## Text segment:
Start
25 July 2014 | Volume 7 Issue 5
Chennai ITAT holds that a 'company' can make 'gifts' and transfer of shares without consideration is not taxable

This tax alert summarises the ruling delivered by the Chennai Income Tax Appellate Tribunal (ITAT) in the case of Redington India Limited (RGIL) on the issue of taxability of transfer of shares of one subsidiary company to another step-down subsidiary company.

Facts
  • RGIL provides end-to-end supply chain solutions for all categories of information technology (IT) products such as personal peripherals, PC building blocks, etc.
  • RGIL has a wholly owned subsidiary (WOS) M/s Redington Gulf FZE, Dubai (RGF) engaged in the same line of business mainly focusing its operations in the Middle East and African countries.
  • In order to attract investments to expand its business operations and also for listing its shares in stock exchanges abroad, RGIL set up a WOS in Mauritius in July 2008 by  the name M/s Redington International Mauritius Ltd (RIML).
  • A PE fund was interested in the overseas operation (i.e. in RGF) of RGIL. However, RGF had set up a Free Zone Enterprise (FZE) in Dubai. The regulations governing FZE did not permit more than one shareholder. Therefore, it was not possible for the PE fund to invest directly in RGF.
End
## Record set:
Start
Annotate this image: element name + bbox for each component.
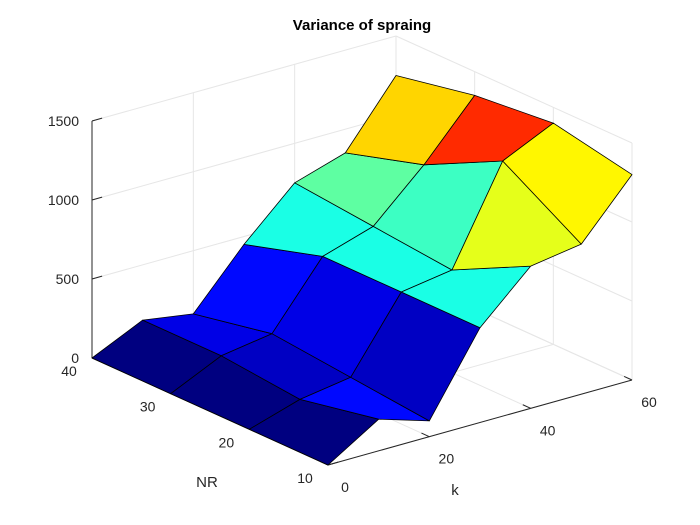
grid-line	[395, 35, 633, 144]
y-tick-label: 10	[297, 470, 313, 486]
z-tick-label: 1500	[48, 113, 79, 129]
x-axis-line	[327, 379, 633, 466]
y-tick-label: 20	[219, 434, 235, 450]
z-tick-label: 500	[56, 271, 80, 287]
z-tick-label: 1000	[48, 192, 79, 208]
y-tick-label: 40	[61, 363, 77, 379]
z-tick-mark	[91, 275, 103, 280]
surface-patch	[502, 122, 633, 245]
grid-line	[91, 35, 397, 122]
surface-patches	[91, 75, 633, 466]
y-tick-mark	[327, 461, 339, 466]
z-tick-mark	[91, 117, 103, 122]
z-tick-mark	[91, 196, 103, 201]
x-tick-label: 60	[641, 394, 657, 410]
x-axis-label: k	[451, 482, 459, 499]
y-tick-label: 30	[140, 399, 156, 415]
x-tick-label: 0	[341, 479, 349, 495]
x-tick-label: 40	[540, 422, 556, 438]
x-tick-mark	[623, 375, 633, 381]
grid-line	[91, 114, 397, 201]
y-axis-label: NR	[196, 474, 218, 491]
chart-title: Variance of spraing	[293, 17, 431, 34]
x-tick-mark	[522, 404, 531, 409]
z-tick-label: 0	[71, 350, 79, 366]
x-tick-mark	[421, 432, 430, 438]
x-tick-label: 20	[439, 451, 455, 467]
End
Start
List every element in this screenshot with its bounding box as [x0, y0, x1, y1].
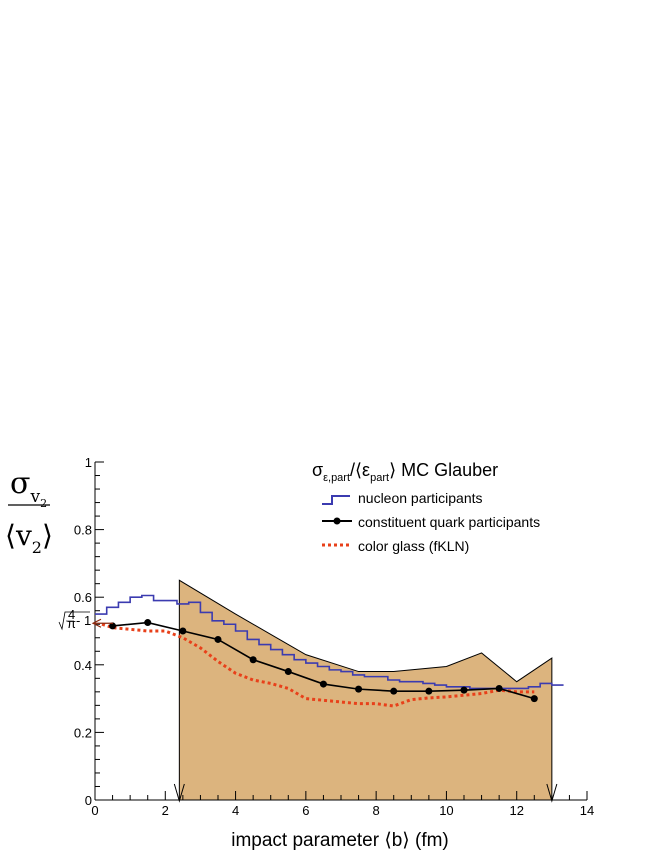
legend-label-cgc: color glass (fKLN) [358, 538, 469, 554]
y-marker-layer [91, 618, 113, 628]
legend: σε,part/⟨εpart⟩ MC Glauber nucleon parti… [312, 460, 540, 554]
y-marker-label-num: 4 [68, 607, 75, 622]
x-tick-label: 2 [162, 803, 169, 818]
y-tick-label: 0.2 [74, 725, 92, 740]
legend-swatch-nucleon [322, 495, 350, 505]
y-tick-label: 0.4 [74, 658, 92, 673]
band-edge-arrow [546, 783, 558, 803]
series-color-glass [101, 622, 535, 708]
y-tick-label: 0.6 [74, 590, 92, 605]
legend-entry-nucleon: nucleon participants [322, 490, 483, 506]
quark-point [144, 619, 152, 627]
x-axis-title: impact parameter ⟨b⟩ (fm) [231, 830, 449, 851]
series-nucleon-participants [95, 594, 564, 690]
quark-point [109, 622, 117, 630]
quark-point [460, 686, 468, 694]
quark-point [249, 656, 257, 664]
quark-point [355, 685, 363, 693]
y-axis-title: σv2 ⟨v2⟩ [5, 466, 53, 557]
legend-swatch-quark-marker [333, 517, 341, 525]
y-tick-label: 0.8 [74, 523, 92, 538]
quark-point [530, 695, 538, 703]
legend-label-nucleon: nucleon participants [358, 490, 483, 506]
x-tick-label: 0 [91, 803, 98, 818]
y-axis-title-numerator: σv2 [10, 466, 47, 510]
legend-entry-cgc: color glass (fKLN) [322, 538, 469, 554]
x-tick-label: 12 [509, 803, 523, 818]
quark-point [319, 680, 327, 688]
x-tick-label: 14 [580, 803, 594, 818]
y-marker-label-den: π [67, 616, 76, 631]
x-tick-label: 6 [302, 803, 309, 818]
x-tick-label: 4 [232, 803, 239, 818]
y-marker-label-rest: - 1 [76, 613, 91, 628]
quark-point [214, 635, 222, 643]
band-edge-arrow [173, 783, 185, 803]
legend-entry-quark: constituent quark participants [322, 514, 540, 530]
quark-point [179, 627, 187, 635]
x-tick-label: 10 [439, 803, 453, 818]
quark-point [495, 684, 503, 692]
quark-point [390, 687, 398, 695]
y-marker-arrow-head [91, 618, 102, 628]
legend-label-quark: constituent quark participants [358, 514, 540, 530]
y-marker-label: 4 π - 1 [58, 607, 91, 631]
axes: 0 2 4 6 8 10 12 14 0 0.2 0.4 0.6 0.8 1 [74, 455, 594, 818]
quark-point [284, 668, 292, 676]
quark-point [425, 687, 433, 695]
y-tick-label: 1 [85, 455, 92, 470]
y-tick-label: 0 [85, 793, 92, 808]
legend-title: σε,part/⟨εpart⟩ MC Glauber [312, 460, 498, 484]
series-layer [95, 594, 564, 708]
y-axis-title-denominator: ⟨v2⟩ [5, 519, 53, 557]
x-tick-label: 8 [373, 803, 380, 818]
End
Start
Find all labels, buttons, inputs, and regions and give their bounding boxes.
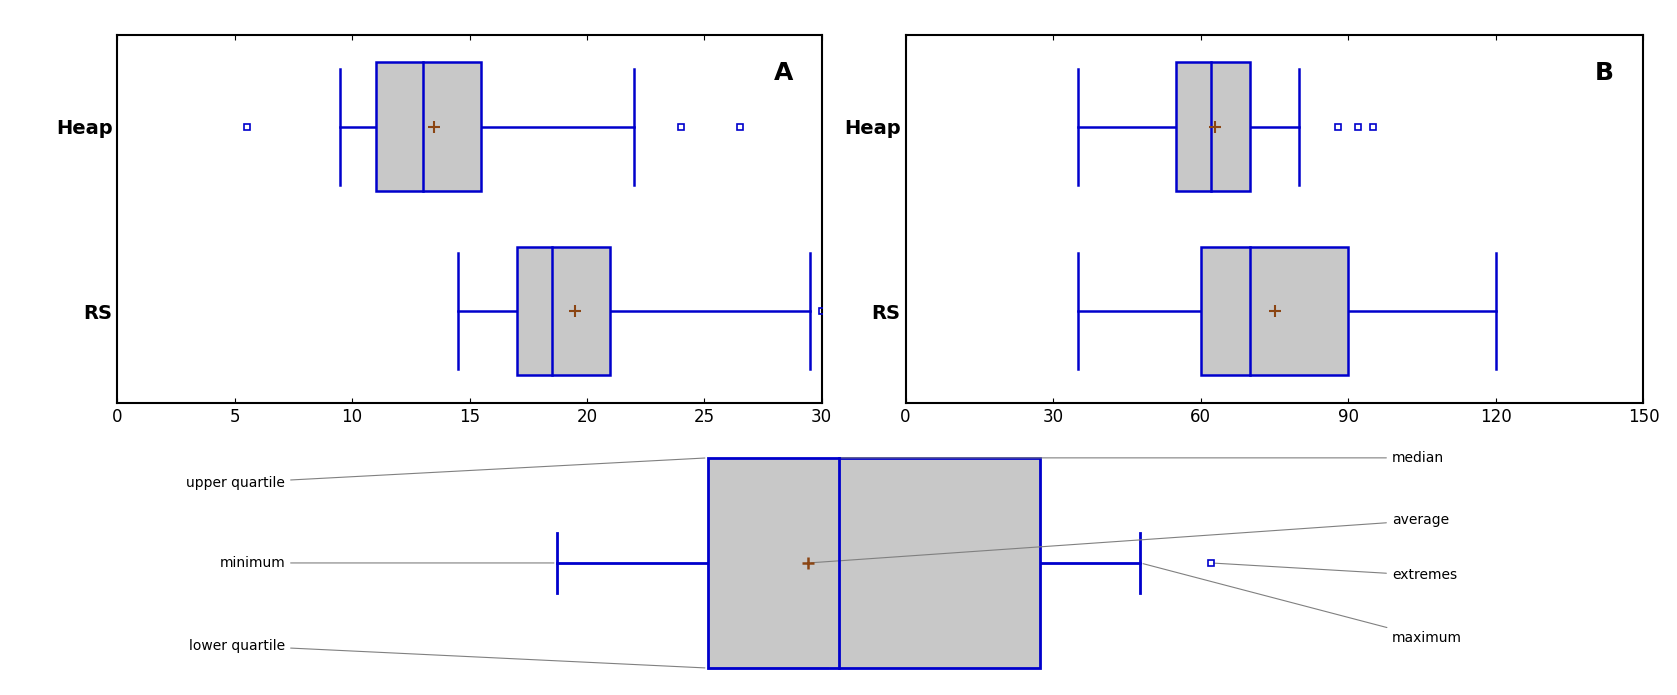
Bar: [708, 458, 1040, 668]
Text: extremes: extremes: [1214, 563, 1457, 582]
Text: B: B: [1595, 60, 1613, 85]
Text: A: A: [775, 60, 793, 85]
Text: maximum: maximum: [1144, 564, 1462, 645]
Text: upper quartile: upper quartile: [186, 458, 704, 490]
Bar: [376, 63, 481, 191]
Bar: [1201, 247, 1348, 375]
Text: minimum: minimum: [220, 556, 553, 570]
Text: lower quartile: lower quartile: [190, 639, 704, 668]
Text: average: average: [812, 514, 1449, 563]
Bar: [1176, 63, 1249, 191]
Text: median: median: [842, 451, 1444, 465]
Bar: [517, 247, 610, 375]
End
## What is asked:
Per the tax alert, where and in what month and year did RGIL set up a wholly owned subsidiary to attract investments? The material has no connection to the tax alert.

## Result:
In Mauritius, in July 2008.